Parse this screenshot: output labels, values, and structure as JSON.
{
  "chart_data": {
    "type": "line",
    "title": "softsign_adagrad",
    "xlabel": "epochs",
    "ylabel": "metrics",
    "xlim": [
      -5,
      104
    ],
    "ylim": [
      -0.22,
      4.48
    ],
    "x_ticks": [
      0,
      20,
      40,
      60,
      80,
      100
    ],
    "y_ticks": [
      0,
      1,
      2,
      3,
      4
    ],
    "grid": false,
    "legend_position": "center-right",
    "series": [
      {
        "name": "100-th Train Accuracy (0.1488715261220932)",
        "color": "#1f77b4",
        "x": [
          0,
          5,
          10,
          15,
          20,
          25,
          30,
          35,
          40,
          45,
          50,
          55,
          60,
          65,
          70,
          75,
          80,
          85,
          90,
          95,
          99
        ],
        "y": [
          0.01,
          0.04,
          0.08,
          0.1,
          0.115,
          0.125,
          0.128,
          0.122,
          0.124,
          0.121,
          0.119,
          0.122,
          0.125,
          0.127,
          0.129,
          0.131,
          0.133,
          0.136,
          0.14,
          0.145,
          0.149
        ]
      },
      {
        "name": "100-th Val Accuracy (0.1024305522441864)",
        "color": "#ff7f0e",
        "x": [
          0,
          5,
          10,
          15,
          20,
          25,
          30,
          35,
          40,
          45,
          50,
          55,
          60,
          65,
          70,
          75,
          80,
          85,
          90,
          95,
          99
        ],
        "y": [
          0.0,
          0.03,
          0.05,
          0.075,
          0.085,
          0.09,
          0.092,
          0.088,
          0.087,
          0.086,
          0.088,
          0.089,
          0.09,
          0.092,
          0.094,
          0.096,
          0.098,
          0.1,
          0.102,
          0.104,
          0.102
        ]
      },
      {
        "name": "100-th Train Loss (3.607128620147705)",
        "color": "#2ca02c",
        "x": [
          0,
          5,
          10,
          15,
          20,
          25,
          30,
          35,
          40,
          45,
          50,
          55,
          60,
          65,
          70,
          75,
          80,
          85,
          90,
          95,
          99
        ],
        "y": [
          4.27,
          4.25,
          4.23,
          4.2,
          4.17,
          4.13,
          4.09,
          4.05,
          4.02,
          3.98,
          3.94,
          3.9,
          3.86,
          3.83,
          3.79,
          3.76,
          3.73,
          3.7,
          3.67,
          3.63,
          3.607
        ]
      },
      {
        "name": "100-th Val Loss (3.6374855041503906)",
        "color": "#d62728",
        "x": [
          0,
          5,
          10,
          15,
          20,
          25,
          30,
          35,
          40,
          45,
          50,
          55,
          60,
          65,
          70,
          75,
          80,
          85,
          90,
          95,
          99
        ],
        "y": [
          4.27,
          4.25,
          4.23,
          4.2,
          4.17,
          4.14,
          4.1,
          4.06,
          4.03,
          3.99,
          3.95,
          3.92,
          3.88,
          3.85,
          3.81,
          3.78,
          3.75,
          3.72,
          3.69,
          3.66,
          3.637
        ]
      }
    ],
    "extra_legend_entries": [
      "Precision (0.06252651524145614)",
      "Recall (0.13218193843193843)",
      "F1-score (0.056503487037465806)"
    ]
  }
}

# # #

TASK TO COMPLETE:
Each entry is to be returned in full, character for character.

SOLUTION:
Parse this screenshot: output labels, values, and structure as JSON.
{
  "chart_data": {
    "type": "line",
    "title": "softsign_adagrad",
    "xlabel": "epochs",
    "ylabel": "metrics",
    "xlim": [
      -5,
      104
    ],
    "ylim": [
      -0.22,
      4.48
    ],
    "x_ticks": [
      0,
      20,
      40,
      60,
      80,
      100
    ],
    "y_ticks": [
      0,
      1,
      2,
      3,
      4
    ],
    "grid": false,
    "legend_position": "center-right",
    "series": [
      {
        "name": "100-th Train Accuracy (0.1488715261220932)",
        "color": "#1f77b4",
        "x": [
          0,
          5,
          10,
          15,
          20,
          25,
          30,
          35,
          40,
          45,
          50,
          55,
          60,
          65,
          70,
          75,
          80,
          85,
          90,
          95,
          99
        ],
        "y": [
          0.01,
          0.04,
          0.08,
          0.1,
          0.115,
          0.125,
          0.128,
          0.122,
          0.124,
          0.121,
          0.119,
          0.122,
          0.125,
          0.127,
          0.129,
          0.131,
          0.133,
          0.136,
          0.14,
          0.145,
          0.149
        ]
      },
      {
        "name": "100-th Val Accuracy (0.1024305522441864)",
        "color": "#ff7f0e",
        "x": [
          0,
          5,
          10,
          15,
          20,
          25,
          30,
          35,
          40,
          45,
          50,
          55,
          60,
          65,
          70,
          75,
          80,
          85,
          90,
          95,
          99
        ],
        "y": [
          0.0,
          0.03,
          0.05,
          0.075,
          0.085,
          0.09,
          0.092,
          0.088,
          0.087,
          0.086,
          0.088,
          0.089,
          0.09,
          0.092,
          0.094,
          0.096,
          0.098,
          0.1,
          0.102,
          0.104,
          0.102
        ]
      },
      {
        "name": "100-th Train Loss (3.607128620147705)",
        "color": "#2ca02c",
        "x": [
          0,
          5,
          10,
          15,
          20,
          25,
          30,
          35,
          40,
          45,
          50,
          55,
          60,
          65,
          70,
          75,
          80,
          85,
          90,
          95,
          99
        ],
        "y": [
          4.27,
          4.25,
          4.23,
          4.2,
          4.17,
          4.13,
          4.09,
          4.05,
          4.02,
          3.98,
          3.94,
          3.9,
          3.86,
          3.83,
          3.79,
          3.76,
          3.73,
          3.7,
          3.67,
          3.63,
          3.607
        ]
      },
      {
        "name": "100-th Val Loss (3.6374855041503906)",
        "color": "#d62728",
        "x": [
          0,
          5,
          10,
          15,
          20,
          25,
          30,
          35,
          40,
          45,
          50,
          55,
          60,
          65,
          70,
          75,
          80,
          85,
          90,
          95,
          99
        ],
        "y": [
          4.27,
          4.25,
          4.23,
          4.2,
          4.17,
          4.14,
          4.1,
          4.06,
          4.03,
          3.99,
          3.95,
          3.92,
          3.88,
          3.85,
          3.81,
          3.78,
          3.75,
          3.72,
          3.69,
          3.66,
          3.637
        ]
      }
    ],
    "extra_legend_entries": [
      "Precision (0.06252651524145614)",
      "Recall (0.13218193843193843)",
      "F1-score (0.056503487037465806)"
    ]
  }
}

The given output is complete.